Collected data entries

----

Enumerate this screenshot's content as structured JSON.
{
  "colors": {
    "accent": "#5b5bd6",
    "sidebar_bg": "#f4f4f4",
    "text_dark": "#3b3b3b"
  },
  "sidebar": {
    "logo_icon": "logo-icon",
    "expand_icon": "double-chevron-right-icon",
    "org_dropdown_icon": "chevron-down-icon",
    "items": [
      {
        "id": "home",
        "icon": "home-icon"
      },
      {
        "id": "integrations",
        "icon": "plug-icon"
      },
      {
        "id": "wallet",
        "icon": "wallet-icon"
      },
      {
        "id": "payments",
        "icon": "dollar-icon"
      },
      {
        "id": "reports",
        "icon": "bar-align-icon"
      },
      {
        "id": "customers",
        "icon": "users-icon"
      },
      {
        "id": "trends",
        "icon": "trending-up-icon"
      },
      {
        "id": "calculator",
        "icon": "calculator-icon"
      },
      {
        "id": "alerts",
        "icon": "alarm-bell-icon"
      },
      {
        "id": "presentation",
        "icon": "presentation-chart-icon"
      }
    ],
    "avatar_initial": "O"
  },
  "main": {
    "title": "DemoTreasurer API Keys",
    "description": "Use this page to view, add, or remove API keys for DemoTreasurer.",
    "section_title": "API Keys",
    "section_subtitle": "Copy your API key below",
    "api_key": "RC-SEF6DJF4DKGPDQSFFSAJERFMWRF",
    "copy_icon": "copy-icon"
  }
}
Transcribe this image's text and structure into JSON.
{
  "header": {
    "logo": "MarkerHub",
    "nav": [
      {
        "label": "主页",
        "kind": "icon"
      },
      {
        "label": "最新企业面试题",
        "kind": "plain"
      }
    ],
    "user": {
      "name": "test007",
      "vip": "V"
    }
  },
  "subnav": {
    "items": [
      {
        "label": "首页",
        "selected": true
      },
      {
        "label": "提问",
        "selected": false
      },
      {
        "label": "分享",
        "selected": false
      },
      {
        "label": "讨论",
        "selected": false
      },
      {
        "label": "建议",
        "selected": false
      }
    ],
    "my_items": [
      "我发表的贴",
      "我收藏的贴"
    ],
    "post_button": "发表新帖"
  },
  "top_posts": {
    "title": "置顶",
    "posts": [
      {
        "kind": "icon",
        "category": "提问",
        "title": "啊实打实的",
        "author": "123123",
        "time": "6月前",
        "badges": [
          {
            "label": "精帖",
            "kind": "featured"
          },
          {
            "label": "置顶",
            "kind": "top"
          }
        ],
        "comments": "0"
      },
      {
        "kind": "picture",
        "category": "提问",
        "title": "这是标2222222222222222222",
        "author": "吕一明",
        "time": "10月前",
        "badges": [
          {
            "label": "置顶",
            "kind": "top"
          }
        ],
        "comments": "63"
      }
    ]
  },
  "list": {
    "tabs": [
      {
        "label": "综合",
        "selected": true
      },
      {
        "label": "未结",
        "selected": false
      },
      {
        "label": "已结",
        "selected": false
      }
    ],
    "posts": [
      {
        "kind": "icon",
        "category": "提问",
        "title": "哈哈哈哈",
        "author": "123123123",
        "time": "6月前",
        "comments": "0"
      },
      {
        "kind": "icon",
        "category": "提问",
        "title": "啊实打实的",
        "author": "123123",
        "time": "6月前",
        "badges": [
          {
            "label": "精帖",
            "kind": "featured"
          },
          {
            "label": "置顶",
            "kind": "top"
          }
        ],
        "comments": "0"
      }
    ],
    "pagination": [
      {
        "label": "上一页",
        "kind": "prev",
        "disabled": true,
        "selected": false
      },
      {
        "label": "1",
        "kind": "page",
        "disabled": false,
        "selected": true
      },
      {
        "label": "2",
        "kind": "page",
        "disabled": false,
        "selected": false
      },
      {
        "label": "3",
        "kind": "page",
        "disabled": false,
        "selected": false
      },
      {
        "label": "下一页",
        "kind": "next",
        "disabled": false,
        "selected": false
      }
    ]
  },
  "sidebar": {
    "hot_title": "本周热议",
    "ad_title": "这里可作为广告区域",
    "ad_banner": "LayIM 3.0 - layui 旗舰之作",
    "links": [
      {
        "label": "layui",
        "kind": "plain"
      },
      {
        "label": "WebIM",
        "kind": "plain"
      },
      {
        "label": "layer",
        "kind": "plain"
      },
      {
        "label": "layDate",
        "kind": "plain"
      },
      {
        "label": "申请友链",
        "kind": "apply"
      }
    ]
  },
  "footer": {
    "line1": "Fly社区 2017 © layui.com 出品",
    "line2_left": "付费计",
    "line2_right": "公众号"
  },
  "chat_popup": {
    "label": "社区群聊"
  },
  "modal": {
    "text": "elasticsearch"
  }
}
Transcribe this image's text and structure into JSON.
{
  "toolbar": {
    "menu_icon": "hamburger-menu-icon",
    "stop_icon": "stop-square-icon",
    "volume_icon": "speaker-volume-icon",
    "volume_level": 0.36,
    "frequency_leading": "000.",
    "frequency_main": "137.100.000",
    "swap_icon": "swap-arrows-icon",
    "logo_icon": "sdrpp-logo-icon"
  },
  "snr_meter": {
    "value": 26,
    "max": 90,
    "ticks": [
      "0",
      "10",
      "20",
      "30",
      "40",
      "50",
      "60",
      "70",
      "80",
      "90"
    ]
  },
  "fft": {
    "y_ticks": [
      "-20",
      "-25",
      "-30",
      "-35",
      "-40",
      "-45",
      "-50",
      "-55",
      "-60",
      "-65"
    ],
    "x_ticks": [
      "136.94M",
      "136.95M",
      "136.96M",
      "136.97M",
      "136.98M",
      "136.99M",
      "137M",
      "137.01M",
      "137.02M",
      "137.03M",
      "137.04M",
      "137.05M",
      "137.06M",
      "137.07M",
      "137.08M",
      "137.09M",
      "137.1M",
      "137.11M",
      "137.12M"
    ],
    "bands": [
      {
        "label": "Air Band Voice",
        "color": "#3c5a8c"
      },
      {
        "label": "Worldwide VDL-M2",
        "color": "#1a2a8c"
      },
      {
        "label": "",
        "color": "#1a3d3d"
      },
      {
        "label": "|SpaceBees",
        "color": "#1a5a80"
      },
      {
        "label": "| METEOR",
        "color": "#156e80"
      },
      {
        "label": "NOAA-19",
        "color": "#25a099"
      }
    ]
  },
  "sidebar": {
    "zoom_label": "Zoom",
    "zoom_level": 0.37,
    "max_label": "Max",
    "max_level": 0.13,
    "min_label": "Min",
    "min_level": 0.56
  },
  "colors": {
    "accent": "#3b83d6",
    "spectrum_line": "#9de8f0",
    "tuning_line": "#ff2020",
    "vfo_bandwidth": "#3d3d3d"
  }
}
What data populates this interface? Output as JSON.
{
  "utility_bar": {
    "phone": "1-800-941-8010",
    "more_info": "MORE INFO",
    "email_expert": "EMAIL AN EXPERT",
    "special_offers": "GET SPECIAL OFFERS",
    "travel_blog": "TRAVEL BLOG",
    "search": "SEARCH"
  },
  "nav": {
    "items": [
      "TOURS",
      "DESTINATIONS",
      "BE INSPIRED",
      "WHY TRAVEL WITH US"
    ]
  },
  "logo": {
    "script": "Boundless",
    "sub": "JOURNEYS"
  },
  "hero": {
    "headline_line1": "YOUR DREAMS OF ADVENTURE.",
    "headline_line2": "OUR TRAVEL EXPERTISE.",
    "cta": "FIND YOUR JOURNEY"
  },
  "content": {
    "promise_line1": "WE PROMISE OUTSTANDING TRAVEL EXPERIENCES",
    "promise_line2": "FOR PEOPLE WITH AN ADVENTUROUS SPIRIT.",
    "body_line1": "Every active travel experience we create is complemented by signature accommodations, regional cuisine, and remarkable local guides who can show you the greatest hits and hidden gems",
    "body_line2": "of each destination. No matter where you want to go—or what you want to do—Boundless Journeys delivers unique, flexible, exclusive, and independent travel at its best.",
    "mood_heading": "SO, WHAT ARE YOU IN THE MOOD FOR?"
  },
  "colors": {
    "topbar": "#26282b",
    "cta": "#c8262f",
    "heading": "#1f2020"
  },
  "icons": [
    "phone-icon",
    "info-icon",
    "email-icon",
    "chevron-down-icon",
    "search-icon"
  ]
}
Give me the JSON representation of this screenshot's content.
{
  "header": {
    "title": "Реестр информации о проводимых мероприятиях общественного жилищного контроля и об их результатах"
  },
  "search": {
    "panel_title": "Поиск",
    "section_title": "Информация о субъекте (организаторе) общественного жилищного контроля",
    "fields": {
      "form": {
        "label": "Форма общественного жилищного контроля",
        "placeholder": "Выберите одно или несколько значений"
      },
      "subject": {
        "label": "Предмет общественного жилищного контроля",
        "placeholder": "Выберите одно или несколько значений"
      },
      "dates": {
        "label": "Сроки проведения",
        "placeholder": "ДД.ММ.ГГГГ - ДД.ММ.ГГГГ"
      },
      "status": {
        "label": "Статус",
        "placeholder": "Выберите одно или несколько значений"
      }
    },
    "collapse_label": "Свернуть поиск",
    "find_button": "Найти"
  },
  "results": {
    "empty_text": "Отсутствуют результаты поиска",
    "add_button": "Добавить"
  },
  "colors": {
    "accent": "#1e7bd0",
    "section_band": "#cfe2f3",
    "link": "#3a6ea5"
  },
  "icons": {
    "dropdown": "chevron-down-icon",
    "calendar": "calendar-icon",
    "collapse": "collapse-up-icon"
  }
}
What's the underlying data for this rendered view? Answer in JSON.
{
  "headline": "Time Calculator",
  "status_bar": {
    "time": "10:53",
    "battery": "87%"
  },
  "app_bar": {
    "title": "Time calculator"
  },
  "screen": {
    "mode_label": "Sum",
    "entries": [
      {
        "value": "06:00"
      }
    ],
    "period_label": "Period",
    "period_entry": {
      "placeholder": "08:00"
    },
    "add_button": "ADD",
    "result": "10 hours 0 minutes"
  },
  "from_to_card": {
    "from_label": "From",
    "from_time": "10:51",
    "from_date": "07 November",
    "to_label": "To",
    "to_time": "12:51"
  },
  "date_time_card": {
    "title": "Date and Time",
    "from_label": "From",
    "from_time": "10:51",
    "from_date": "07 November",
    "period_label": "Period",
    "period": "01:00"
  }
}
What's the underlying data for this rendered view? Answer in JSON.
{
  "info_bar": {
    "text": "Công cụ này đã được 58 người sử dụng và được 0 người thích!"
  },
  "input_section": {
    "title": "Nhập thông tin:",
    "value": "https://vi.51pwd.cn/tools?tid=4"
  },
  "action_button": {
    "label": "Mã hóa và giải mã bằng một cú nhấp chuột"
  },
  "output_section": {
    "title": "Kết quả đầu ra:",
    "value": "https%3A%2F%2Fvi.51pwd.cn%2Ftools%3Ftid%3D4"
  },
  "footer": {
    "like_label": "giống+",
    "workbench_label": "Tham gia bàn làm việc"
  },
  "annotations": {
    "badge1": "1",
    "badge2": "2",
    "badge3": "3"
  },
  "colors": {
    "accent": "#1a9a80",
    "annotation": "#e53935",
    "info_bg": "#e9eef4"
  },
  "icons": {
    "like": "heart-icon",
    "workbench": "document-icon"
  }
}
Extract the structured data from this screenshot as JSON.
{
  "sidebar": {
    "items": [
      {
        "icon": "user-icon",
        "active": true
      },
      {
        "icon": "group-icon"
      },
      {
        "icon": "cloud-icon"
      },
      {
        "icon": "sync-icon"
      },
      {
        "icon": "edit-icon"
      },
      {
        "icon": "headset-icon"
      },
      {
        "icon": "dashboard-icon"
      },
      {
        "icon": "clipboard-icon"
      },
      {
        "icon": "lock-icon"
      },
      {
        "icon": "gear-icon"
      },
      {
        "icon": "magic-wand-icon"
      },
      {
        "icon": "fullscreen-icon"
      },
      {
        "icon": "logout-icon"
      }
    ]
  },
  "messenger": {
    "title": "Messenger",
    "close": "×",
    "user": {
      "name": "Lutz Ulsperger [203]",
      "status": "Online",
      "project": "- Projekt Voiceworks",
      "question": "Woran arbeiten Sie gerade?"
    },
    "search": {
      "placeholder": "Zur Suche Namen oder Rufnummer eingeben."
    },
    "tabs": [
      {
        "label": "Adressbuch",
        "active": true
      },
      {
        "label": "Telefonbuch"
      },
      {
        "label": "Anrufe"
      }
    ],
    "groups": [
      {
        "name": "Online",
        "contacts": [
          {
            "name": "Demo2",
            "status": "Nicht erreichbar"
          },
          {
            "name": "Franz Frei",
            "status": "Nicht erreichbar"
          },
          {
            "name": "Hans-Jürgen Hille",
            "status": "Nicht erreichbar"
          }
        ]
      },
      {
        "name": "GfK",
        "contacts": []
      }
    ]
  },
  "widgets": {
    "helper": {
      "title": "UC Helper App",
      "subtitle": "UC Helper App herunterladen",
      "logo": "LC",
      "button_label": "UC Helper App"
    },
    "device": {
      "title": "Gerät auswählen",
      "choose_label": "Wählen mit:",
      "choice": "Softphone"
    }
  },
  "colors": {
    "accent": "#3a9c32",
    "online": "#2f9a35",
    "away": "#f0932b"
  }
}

----

_WHAT YOU NEED TO DO_.
Return all lines with the word "JSON" in them.

_SOLUTION BELOW_.
Enumerate this screenshot's content as structured JSON.
Transcribe this image's text and structure into JSON.
Transcribe this image's text and structure into JSON.
What data populates this interface? Output as JSON.
Give me the JSON representation of this screenshot's content.
What's the underlying data for this rendered view? Answer in JSON.
What's the underlying data for this rendered view? Answer in JSON.
Extract the structured data from this screenshot as JSON.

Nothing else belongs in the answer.